The request: Write out each line in which the string "sách" is present.

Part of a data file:

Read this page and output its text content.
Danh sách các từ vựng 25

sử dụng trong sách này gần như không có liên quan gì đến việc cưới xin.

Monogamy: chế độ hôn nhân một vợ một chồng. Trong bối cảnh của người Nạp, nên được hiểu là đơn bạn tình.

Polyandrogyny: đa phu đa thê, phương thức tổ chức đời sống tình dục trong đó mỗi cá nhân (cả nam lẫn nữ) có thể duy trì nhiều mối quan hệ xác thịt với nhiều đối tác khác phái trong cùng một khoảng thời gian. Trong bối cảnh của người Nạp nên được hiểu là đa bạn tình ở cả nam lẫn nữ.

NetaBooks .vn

Exercise result:
Danh sách các từ vựng 25
sử dụng trong sách này gần như không có liên quan gì đến việc cưới xin.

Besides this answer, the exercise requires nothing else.